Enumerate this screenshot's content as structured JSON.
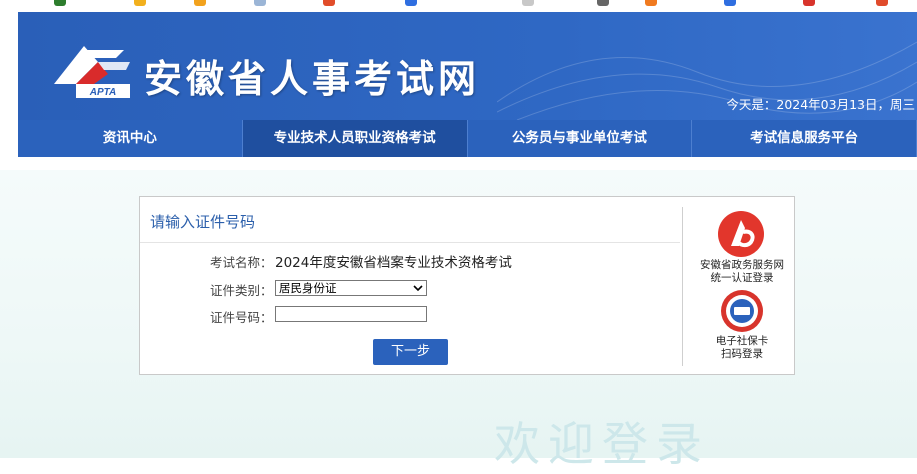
{
  "header": {
    "site_title": "安徽省人事考试网",
    "logo_text": "APTA",
    "date_text": "今天是：2024年03月13日，周三"
  },
  "nav": {
    "items": [
      {
        "label": "资讯中心"
      },
      {
        "label": "专业技术人员职业资格考试"
      },
      {
        "label": "公务员与事业单位考试"
      },
      {
        "label": "考试信息服务平台"
      }
    ]
  },
  "panel": {
    "title": "请输入证件号码",
    "exam_name_label": "考试名称：",
    "exam_name_value": "2024年度安徽省档案专业技术资格考试",
    "id_type_label": "证件类别：",
    "id_type_value": "居民身份证",
    "id_number_label": "证件号码：",
    "id_number_value": "",
    "next_button": "下一步"
  },
  "side": {
    "gov_login_line1": "安徽省政务服务网",
    "gov_login_line2": "统一认证登录",
    "social_card_line1": "电子社保卡",
    "social_card_line2": "扫码登录"
  },
  "background": {
    "welcome_text": "欢迎登录"
  },
  "colors": {
    "header_blue": "#2f68c4",
    "nav_active": "#1f4f9f",
    "button_blue": "#2b62bc",
    "title_blue": "#2b5fab"
  }
}
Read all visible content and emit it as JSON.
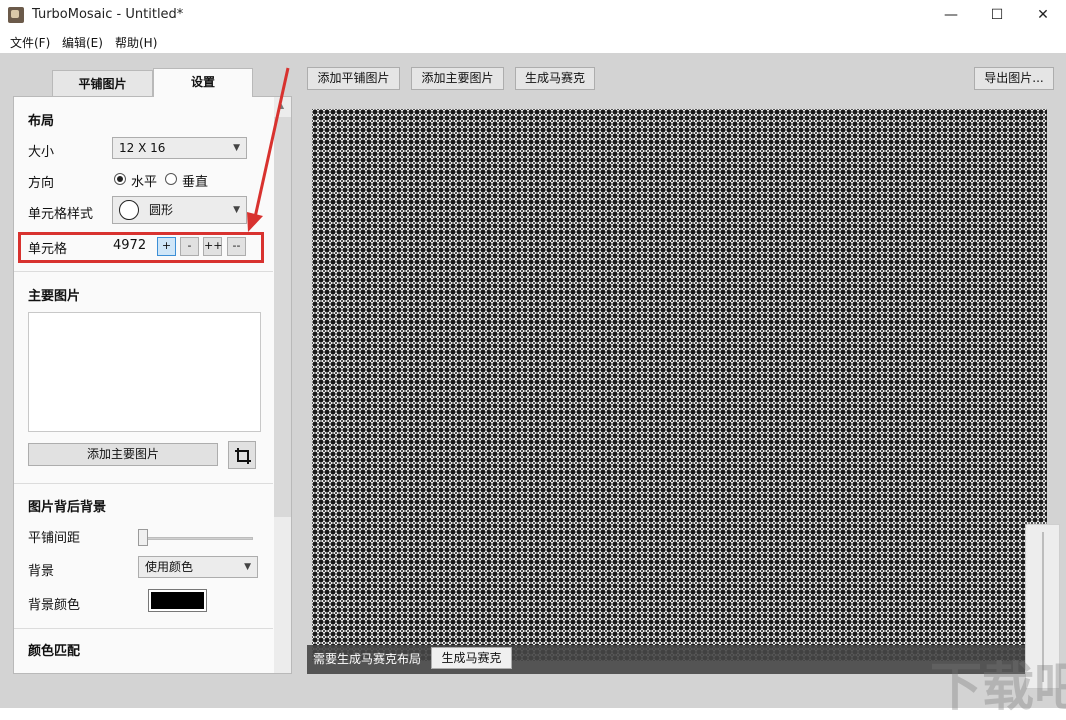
{
  "window": {
    "title": "TurboMosaic - Untitled*",
    "minimize_glyph": "—",
    "maximize_glyph": "☐",
    "close_glyph": "✕"
  },
  "menu": [
    "文件(F)",
    "编辑(E)",
    "帮助(H)"
  ],
  "tabs": {
    "tiles": "平铺图片",
    "settings": "设置"
  },
  "layout": {
    "title": "布局",
    "size_label": "大小",
    "size_value": "12 X 16",
    "orientation_label": "方向",
    "orientation_options": [
      {
        "label": "水平",
        "selected": true
      },
      {
        "label": "垂直",
        "selected": false
      }
    ],
    "cell_style_label": "单元格样式",
    "cell_style_value": "圆形",
    "cells_label": "单元格",
    "cells_value": "4972",
    "cell_buttons": [
      "+",
      "-",
      "++",
      "--"
    ]
  },
  "main_image": {
    "title": "主要图片",
    "add_button": "添加主要图片",
    "crop_icon": "crop-icon"
  },
  "background": {
    "title": "图片背后背景",
    "spacing_label": "平铺间距",
    "spacing_value": 0,
    "background_label": "背景",
    "background_value": "使用颜色",
    "bg_color_label": "背景颜色",
    "bg_color": "#000000"
  },
  "color_match": {
    "title": "颜色匹配"
  },
  "toolbar": {
    "add_tiles": "添加平铺图片",
    "add_main": "添加主要图片",
    "generate": "生成马赛克",
    "export": "导出图片..."
  },
  "status": {
    "message": "需要生成马赛克布局",
    "generate_button": "生成马赛克"
  },
  "colors": {
    "highlight": "#d8322f",
    "canvas": "#1b1b1b",
    "app_bg": "#d3d3d3"
  },
  "watermark": "下载吧"
}
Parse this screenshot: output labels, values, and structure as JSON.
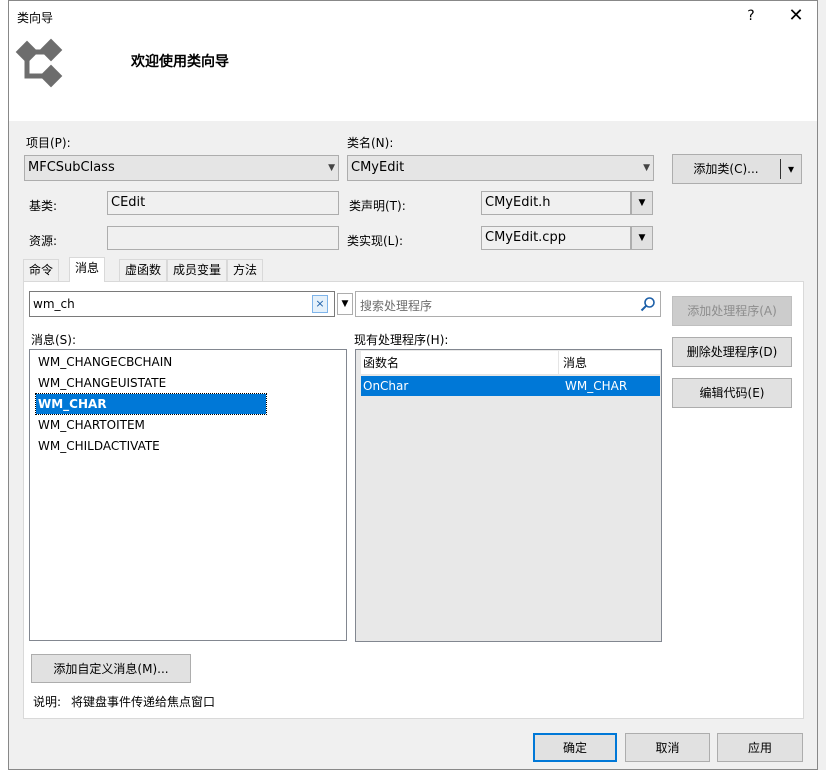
{
  "window": {
    "title": "类向导",
    "help_label": "?",
    "close_label": "✕"
  },
  "banner": {
    "title": "欢迎使用类向导",
    "icon": "class-wizard-icon"
  },
  "project": {
    "label": "项目(P):",
    "value": "MFCSubClass"
  },
  "class_name": {
    "label": "类名(N):",
    "value": "CMyEdit"
  },
  "add_class_button": {
    "label": "添加类(C)...",
    "arrow": "▾"
  },
  "base_class": {
    "label": "基类:",
    "value": "CEdit"
  },
  "resource": {
    "label": "资源:",
    "value": ""
  },
  "class_declaration": {
    "label": "类声明(T):",
    "value": "CMyEdit.h"
  },
  "class_implementation": {
    "label": "类实现(L):",
    "value": "CMyEdit.cpp"
  },
  "tabs": [
    {
      "label": "命令"
    },
    {
      "label": "消息"
    },
    {
      "label": "虚函数"
    },
    {
      "label": "成员变量"
    },
    {
      "label": "方法"
    }
  ],
  "active_tab": "消息",
  "filter": {
    "value": "wm_ch",
    "clear_label": "×"
  },
  "search": {
    "placeholder": "搜索处理程序"
  },
  "messages": {
    "label": "消息(S):",
    "items": [
      "WM_CHANGECBCHAIN",
      "WM_CHANGEUISTATE",
      "WM_CHAR",
      "WM_CHARTOITEM",
      "WM_CHILDACTIVATE"
    ],
    "selected": "WM_CHAR"
  },
  "handlers": {
    "label": "现有处理程序(H):",
    "columns": [
      "函数名",
      "消息"
    ],
    "rows": [
      {
        "function": "OnChar",
        "message": "WM_CHAR"
      }
    ]
  },
  "buttons": {
    "add_handler": "添加处理程序(A)",
    "delete_handler": "删除处理程序(D)",
    "edit_code": "编辑代码(E)",
    "add_custom_message": "添加自定义消息(M)...",
    "ok": "确定",
    "cancel": "取消",
    "apply": "应用"
  },
  "description": {
    "label": "说明:",
    "text": "将键盘事件传递给焦点窗口"
  },
  "colors": {
    "accent": "#0078d7",
    "dialog_bg": "#f0f0f0"
  }
}
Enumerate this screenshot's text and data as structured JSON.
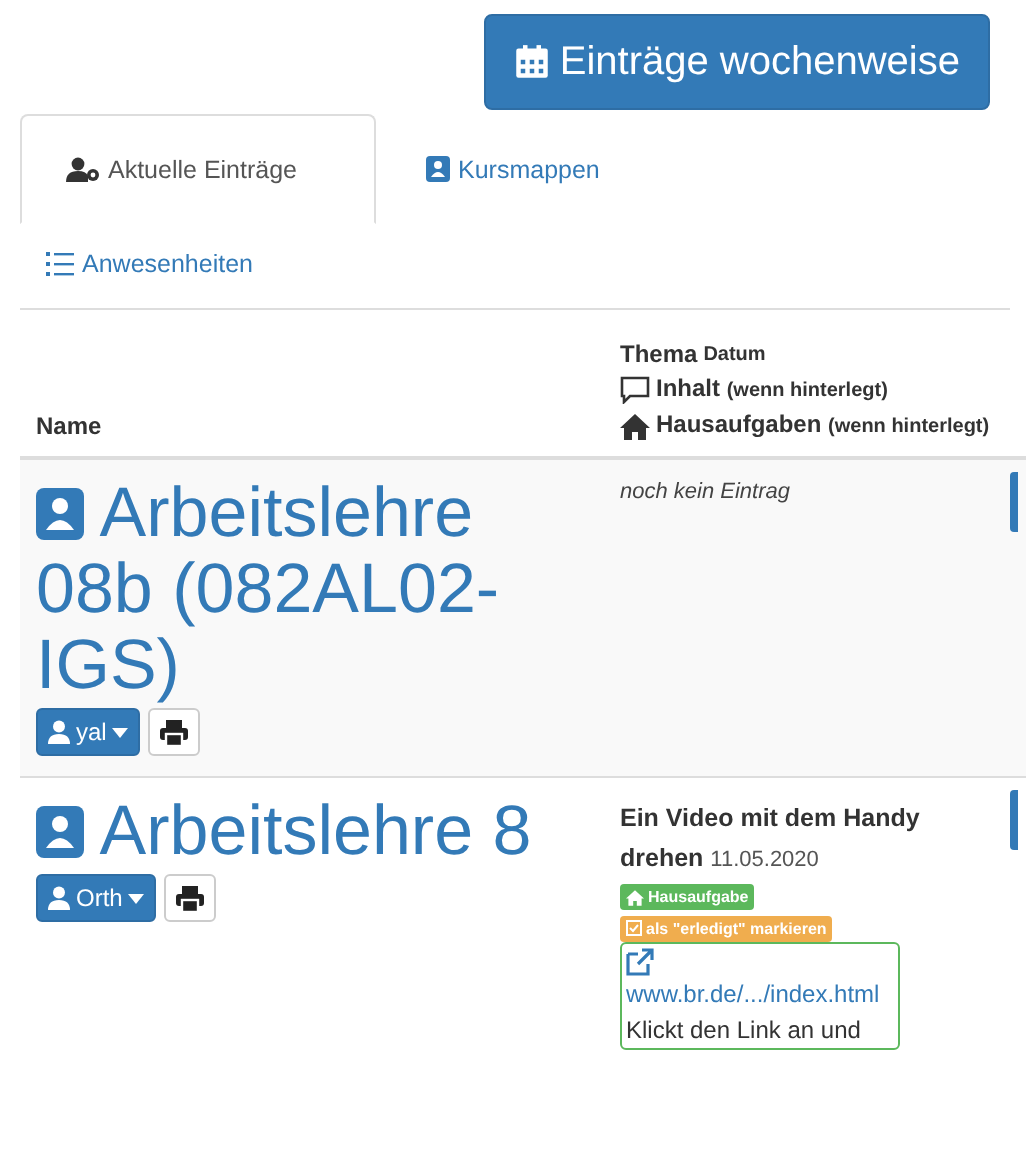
*****
### DIRECTIONS
What is the number of lines in the listing above that contain the string "CMyEdit"? Give only the number.

### FINAL RESULT
3